-- BEGIN Material for the task --
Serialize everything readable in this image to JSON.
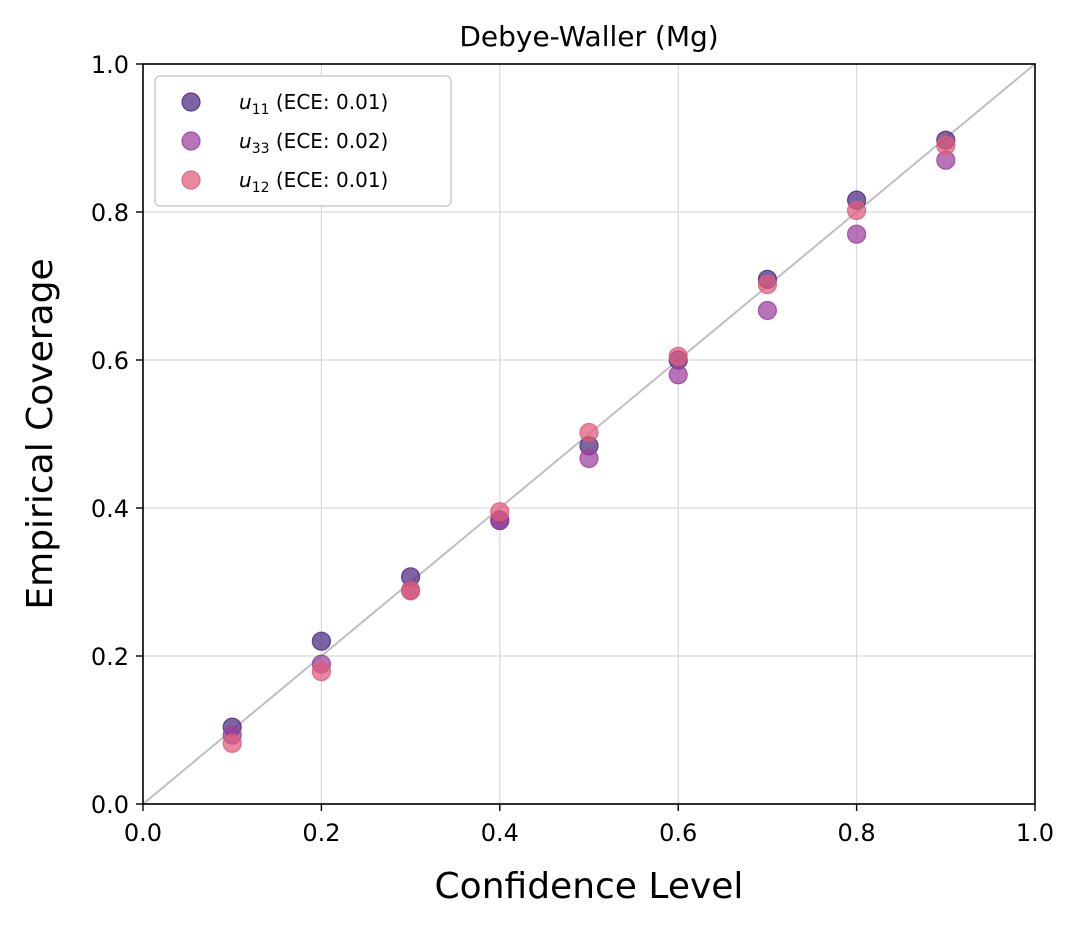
{
  "chart_data": {
    "type": "scatter",
    "title": "Debye-Waller (Mg)",
    "xlabel": "Confidence Level",
    "ylabel": "Empirical Coverage",
    "xlim": [
      0.0,
      1.0
    ],
    "ylim": [
      0.0,
      1.0
    ],
    "xticks": [
      "0.0",
      "0.2",
      "0.4",
      "0.6",
      "0.8",
      "1.0"
    ],
    "yticks": [
      "0.0",
      "0.2",
      "0.4",
      "0.6",
      "0.8",
      "1.0"
    ],
    "grid": true,
    "legend_position": "upper-left",
    "reference_line": {
      "x": [
        0,
        1
      ],
      "y": [
        0,
        1
      ],
      "color": "#bfbfbf"
    },
    "x": [
      0.1,
      0.2,
      0.3,
      0.4,
      0.5,
      0.6,
      0.7,
      0.8,
      0.9
    ],
    "series": [
      {
        "name": "u_11 (ECE: 0.01)",
        "var": "u",
        "sub": "11",
        "suffix": " (ECE: 0.01)",
        "color": "#4b2a7f",
        "values": [
          0.104,
          0.22,
          0.307,
          0.383,
          0.484,
          0.6,
          0.709,
          0.816,
          0.897
        ]
      },
      {
        "name": "u_33 (ECE: 0.02)",
        "var": "u",
        "sub": "33",
        "suffix": " (ECE: 0.02)",
        "color": "#9b3f9e",
        "values": [
          0.093,
          0.189,
          0.289,
          0.384,
          0.467,
          0.58,
          0.667,
          0.77,
          0.87
        ]
      },
      {
        "name": "u_12 (ECE: 0.01)",
        "var": "u",
        "sub": "12",
        "suffix": " (ECE: 0.01)",
        "color": "#e05a79",
        "values": [
          0.082,
          0.179,
          0.288,
          0.395,
          0.502,
          0.605,
          0.702,
          0.802,
          0.89
        ]
      }
    ]
  }
}
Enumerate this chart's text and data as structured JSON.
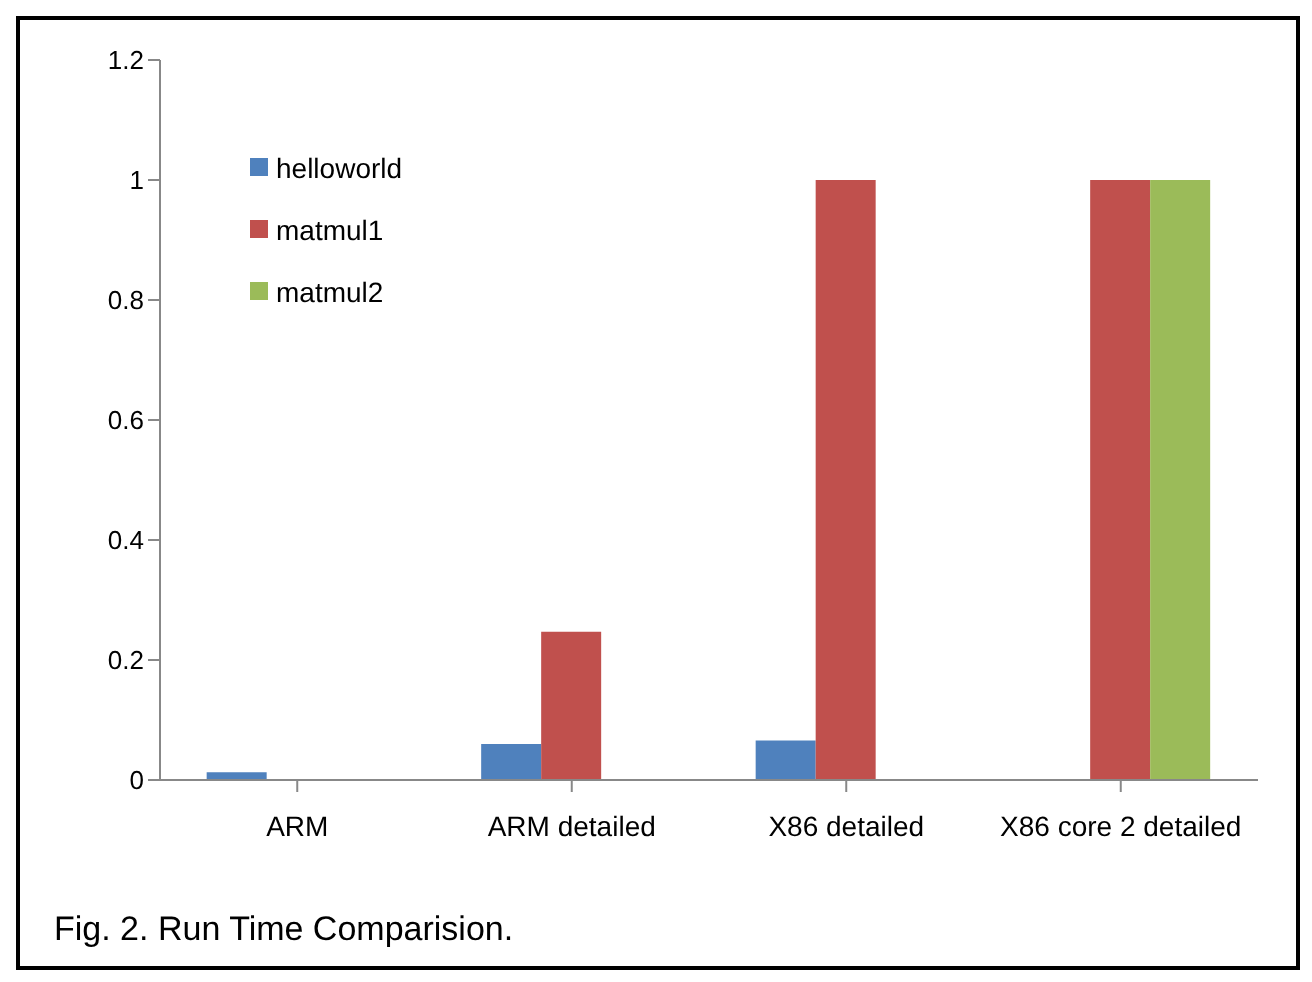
{
  "chart_data": {
    "type": "bar",
    "categories": [
      "ARM",
      "ARM detailed",
      "X86 detailed",
      "X86 core 2 detailed"
    ],
    "series": [
      {
        "name": "helloworld",
        "color": "#4f81bd",
        "values": [
          0.013,
          0.06,
          0.066,
          null
        ]
      },
      {
        "name": "matmul1",
        "color": "#c0504d",
        "values": [
          null,
          0.247,
          1.0,
          1.0
        ]
      },
      {
        "name": "matmul2",
        "color": "#9bbb59",
        "values": [
          null,
          null,
          null,
          1.0
        ]
      }
    ],
    "ylim": [
      0,
      1.2
    ],
    "yticks": [
      0,
      0.2,
      0.4,
      0.6,
      0.8,
      1,
      1.2
    ],
    "grid": false,
    "legend": "top left",
    "annotations": [
      "Fig. 2. Run Time Comparision."
    ]
  }
}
-- END Material for the task --
Goal of the exercise - Without including any picture, repeat the data exactly.

Output of the exercise -
Serialize everything readable in this image to JSON.
{
  "chart_data": {
    "type": "scatter",
    "title": "Debye-Waller (Mg)",
    "xlabel": "Confidence Level",
    "ylabel": "Empirical Coverage",
    "xlim": [
      0.0,
      1.0
    ],
    "ylim": [
      0.0,
      1.0
    ],
    "xticks": [
      "0.0",
      "0.2",
      "0.4",
      "0.6",
      "0.8",
      "1.0"
    ],
    "yticks": [
      "0.0",
      "0.2",
      "0.4",
      "0.6",
      "0.8",
      "1.0"
    ],
    "grid": true,
    "legend_position": "upper-left",
    "reference_line": {
      "x": [
        0,
        1
      ],
      "y": [
        0,
        1
      ],
      "color": "#bfbfbf"
    },
    "x": [
      0.1,
      0.2,
      0.3,
      0.4,
      0.5,
      0.6,
      0.7,
      0.8,
      0.9
    ],
    "series": [
      {
        "name": "u_11 (ECE: 0.01)",
        "var": "u",
        "sub": "11",
        "suffix": " (ECE: 0.01)",
        "color": "#4b2a7f",
        "values": [
          0.104,
          0.22,
          0.307,
          0.383,
          0.484,
          0.6,
          0.709,
          0.816,
          0.897
        ]
      },
      {
        "name": "u_33 (ECE: 0.02)",
        "var": "u",
        "sub": "33",
        "suffix": " (ECE: 0.02)",
        "color": "#9b3f9e",
        "values": [
          0.093,
          0.189,
          0.289,
          0.384,
          0.467,
          0.58,
          0.667,
          0.77,
          0.87
        ]
      },
      {
        "name": "u_12 (ECE: 0.01)",
        "var": "u",
        "sub": "12",
        "suffix": " (ECE: 0.01)",
        "color": "#e05a79",
        "values": [
          0.082,
          0.179,
          0.288,
          0.395,
          0.502,
          0.605,
          0.702,
          0.802,
          0.89
        ]
      }
    ]
  }
}
Enumerate this chart's text and data as structured JSON.
{
  "chart_data": {
    "type": "bar",
    "categories": [
      "ARM",
      "ARM detailed",
      "X86 detailed",
      "X86 core 2 detailed"
    ],
    "series": [
      {
        "name": "helloworld",
        "color": "#4f81bd",
        "values": [
          0.013,
          0.06,
          0.066,
          null
        ]
      },
      {
        "name": "matmul1",
        "color": "#c0504d",
        "values": [
          null,
          0.247,
          1.0,
          1.0
        ]
      },
      {
        "name": "matmul2",
        "color": "#9bbb59",
        "values": [
          null,
          null,
          null,
          1.0
        ]
      }
    ],
    "ylim": [
      0,
      1.2
    ],
    "yticks": [
      0,
      0.2,
      0.4,
      0.6,
      0.8,
      1,
      1.2
    ],
    "grid": false,
    "legend": "top left",
    "annotations": [
      "Fig. 2. Run Time Comparision."
    ]
  }
}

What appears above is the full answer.